▸ **EXERCISE INSTRUCTIONS**: Wherever a line below holds the word "graficamente", copy that line.

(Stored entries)
═══

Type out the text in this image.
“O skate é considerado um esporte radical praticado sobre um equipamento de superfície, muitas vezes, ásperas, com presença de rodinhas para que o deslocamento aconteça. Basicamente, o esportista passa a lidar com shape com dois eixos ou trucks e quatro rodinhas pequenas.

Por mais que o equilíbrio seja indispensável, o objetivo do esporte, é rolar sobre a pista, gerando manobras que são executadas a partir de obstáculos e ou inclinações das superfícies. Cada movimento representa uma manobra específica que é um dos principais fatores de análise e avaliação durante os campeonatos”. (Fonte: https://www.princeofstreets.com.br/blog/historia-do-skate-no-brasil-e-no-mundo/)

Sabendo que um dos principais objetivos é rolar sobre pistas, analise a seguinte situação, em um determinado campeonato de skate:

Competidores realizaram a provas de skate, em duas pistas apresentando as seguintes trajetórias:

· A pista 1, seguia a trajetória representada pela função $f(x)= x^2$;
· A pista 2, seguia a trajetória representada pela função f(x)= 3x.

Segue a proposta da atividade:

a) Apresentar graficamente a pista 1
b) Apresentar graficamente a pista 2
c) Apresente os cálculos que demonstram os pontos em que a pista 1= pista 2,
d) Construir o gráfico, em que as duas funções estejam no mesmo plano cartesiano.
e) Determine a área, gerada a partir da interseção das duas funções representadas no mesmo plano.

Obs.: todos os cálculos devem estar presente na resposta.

═══

▸ **WORKED SOLUTION**:
a) Apresentar graficamente a pista 1
b) Apresentar graficamente a pista 2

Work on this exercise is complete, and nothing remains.